Transcribe every line of the records verbatim.

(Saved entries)
----------------
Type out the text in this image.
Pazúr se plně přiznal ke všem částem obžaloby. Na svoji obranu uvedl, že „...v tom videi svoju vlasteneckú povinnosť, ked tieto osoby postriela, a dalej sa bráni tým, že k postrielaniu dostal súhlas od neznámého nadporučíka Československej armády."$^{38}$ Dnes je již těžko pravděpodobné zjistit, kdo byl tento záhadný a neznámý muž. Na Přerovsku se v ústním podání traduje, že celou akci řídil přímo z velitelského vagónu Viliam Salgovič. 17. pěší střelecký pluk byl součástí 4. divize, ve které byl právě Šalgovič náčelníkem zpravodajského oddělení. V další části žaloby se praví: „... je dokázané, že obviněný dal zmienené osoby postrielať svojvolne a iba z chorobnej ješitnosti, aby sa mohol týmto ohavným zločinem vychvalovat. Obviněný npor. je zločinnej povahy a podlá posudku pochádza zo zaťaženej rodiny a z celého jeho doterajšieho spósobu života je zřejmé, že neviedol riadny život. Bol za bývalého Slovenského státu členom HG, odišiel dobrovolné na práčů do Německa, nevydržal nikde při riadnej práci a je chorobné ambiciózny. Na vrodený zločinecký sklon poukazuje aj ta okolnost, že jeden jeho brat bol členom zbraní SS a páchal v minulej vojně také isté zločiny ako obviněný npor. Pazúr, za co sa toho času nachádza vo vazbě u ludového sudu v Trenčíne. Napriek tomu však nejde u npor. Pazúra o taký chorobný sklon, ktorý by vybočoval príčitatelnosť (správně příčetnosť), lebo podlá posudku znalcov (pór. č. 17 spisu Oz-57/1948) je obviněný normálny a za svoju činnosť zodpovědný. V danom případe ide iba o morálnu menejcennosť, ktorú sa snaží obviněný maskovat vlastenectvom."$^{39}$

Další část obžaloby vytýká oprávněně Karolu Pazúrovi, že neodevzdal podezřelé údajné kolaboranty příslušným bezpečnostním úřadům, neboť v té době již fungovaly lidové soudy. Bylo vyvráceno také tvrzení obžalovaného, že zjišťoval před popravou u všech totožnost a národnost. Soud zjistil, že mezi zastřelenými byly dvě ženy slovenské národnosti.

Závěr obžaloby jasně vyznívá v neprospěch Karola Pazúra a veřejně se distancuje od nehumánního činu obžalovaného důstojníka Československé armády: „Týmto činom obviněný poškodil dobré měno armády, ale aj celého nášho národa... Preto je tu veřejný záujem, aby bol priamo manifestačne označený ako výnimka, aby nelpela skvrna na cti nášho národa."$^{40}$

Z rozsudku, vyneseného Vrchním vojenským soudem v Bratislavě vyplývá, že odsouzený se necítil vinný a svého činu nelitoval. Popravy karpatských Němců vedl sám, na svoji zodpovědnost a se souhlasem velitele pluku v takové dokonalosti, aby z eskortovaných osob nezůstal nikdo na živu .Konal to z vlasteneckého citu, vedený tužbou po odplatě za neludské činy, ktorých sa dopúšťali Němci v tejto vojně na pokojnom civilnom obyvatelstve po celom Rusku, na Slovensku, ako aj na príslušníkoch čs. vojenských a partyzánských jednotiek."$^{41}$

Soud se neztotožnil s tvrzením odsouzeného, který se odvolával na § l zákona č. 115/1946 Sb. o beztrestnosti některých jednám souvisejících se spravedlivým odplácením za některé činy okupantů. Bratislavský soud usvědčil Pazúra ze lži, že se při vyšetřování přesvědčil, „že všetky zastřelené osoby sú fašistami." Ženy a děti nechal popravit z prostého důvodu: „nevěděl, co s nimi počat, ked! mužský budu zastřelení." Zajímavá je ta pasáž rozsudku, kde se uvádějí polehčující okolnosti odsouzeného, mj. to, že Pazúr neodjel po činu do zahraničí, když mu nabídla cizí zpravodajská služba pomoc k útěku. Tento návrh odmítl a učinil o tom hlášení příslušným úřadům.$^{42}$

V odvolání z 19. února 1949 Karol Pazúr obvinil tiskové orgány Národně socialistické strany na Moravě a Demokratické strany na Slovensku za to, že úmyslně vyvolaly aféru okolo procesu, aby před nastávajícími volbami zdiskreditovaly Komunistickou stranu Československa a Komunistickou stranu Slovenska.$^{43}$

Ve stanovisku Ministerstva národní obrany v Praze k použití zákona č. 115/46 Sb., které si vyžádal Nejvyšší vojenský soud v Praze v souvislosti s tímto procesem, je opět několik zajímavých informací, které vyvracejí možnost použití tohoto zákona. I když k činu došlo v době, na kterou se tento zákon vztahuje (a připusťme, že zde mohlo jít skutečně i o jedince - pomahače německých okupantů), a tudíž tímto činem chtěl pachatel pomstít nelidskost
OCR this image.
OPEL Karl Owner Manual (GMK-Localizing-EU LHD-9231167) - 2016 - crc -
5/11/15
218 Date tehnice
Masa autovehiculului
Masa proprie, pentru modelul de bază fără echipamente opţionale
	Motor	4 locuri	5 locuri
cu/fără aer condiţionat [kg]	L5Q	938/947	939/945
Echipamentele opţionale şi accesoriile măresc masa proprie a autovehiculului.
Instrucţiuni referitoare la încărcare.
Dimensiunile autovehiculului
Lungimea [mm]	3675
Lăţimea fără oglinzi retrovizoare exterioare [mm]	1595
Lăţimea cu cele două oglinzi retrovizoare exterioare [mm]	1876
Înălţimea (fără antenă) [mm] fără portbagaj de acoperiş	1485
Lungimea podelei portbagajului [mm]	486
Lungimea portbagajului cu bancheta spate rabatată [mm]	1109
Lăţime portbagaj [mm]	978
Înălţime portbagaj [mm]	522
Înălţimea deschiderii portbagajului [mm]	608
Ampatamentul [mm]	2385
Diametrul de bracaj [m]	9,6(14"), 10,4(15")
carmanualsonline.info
----------------
## COMPLETED EXERCISE
Type out the text in this image.
Pazúr se plně přiznal ke všem částem obžaloby. Na svoji obranu uvedl, že „...v tom videi svoju vlasteneckú povinnosť, ked tieto osoby postriela, a dalej sa bráni tým, že k postrielaniu dostal súhlas od neznámého nadporučíka Československej armády."$^{38}$ Dnes je již těžko pravděpodobné zjistit, kdo byl tento záhadný a neznámý muž. Na Přerovsku se v ústním podání traduje, že celou akci řídil přímo z velitelského vagónu Viliam Salgovič. 17. pěší střelecký pluk byl součástí 4. divize, ve které byl právě Šalgovič náčelníkem zpravodajského oddělení. V další části žaloby se praví: „... je dokázané, že obviněný dal zmienené osoby postrielať svojvolne a iba z chorobnej ješitnosti, aby sa mohol týmto ohavným zločinem vychvalovat. Obviněný npor. je zločinnej povahy a podlá posudku pochádza zo zaťaženej rodiny a z celého jeho doterajšieho spósobu života je zřejmé, že neviedol riadny život. Bol za bývalého Slovenského státu členom HG, odišiel dobrovolné na práčů do Německa, nevydržal nikde při riadnej práci a je chorobné ambiciózny. Na vrodený zločinecký sklon poukazuje aj ta okolnost, že jeden jeho brat bol členom zbraní SS a páchal v minulej vojně také isté zločiny ako obviněný npor. Pazúr, za co sa toho času nachádza vo vazbě u ludového sudu v Trenčíne. Napriek tomu však nejde u npor. Pazúra o taký chorobný sklon, ktorý by vybočoval príčitatelnosť (správně příčetnosť), lebo podlá posudku znalcov (pór. č. 17 spisu Oz-57/1948) je obviněný normálny a za svoju činnosť zodpovědný. V danom případe ide iba o morálnu menejcennosť, ktorú sa snaží obviněný maskovat vlastenectvom."$^{39}$

Další část obžaloby vytýká oprávněně Karolu Pazúrovi, že neodevzdal podezřelé údajné kolaboranty příslušným bezpečnostním úřadům, neboť v té době již fungovaly lidové soudy. Bylo vyvráceno také tvrzení obžalovaného, že zjišťoval před popravou u všech totožnost a národnost. Soud zjistil, že mezi zastřelenými byly dvě ženy slovenské národnosti.

Závěr obžaloby jasně vyznívá v neprospěch Karola Pazúra a veřejně se distancuje od nehumánního činu obžalovaného důstojníka Československé armády: „Týmto činom obviněný poškodil dobré měno armády, ale aj celého nášho národa... Preto je tu veřejný záujem, aby bol priamo manifestačne označený ako výnimka, aby nelpela skvrna na cti nášho národa."$^{40}$

Z rozsudku, vyneseného Vrchním vojenským soudem v Bratislavě vyplývá, že odsouzený se necítil vinný a svého činu nelitoval. Popravy karpatských Němců vedl sám, na svoji zodpovědnost a se souhlasem velitele pluku v takové dokonalosti, aby z eskortovaných osob nezůstal nikdo na živu .Konal to z vlasteneckého citu, vedený tužbou po odplatě za neludské činy, ktorých sa dopúšťali Němci v tejto vojně na pokojnom civilnom obyvatelstve po celom Rusku, na Slovensku, ako aj na príslušníkoch čs. vojenských a partyzánských jednotiek."$^{41}$

Soud se neztotožnil s tvrzením odsouzeného, který se odvolával na § l zákona č. 115/1946 Sb. o beztrestnosti některých jednám souvisejících se spravedlivým odplácením za některé činy okupantů. Bratislavský soud usvědčil Pazúra ze lži, že se při vyšetřování přesvědčil, „že všetky zastřelené osoby sú fašistami." Ženy a děti nechal popravit z prostého důvodu: „nevěděl, co s nimi počat, ked! mužský budu zastřelení." Zajímavá je ta pasáž rozsudku, kde se uvádějí polehčující okolnosti odsouzeného, mj. to, že Pazúr neodjel po činu do zahraničí, když mu nabídla cizí zpravodajská služba pomoc k útěku. Tento návrh odmítl a učinil o tom hlášení příslušným úřadům.$^{42}$

V odvolání z 19. února 1949 Karol Pazúr obvinil tiskové orgány Národně socialistické strany na Moravě a Demokratické strany na Slovensku za to, že úmyslně vyvolaly aféru okolo procesu, aby před nastávajícími volbami zdiskreditovaly Komunistickou stranu Československa a Komunistickou stranu Slovenska.$^{43}$

Ve stanovisku Ministerstva národní obrany v Praze k použití zákona č. 115/46 Sb., které si vyžádal Nejvyšší vojenský soud v Praze v souvislosti s tímto procesem, je opět několik zajímavých informací, které vyvracejí možnost použití tohoto zákona. I když k činu došlo v době, na kterou se tento zákon vztahuje (a připusťme, že zde mohlo jít skutečně i o jedince - pomahače německých okupantů), a tudíž tímto činem chtěl pachatel pomstít nelidskost
OCR this image.
OPEL Karl Owner Manual (GMK-Localizing-EU LHD-9231167) - 2016 - crc -
5/11/15
218 Date tehnice
Masa autovehiculului
Masa proprie, pentru modelul de bază fără echipamente opţionale
	Motor	4 locuri	5 locuri
cu/fără aer condiţionat [kg]	L5Q	938/947	939/945
Echipamentele opţionale şi accesoriile măresc masa proprie a autovehiculului.
Instrucţiuni referitoare la încărcare.
Dimensiunile autovehiculului
Lungimea [mm]	3675
Lăţimea fără oglinzi retrovizoare exterioare [mm]	1595
Lăţimea cu cele două oglinzi retrovizoare exterioare [mm]	1876
Înălţimea (fără antenă) [mm] fără portbagaj de acoperiş	1485
Lungimea podelei portbagajului [mm]	486
Lungimea portbagajului cu bancheta spate rabatată [mm]	1109
Lăţime portbagaj [mm]	978
Înălţime portbagaj [mm]	522
Înălţimea deschiderii portbagajului [mm]	608
Ampatamentul [mm]	2385
Diametrul de bracaj [m]	9,6(14"), 10,4(15")
carmanualsonline.info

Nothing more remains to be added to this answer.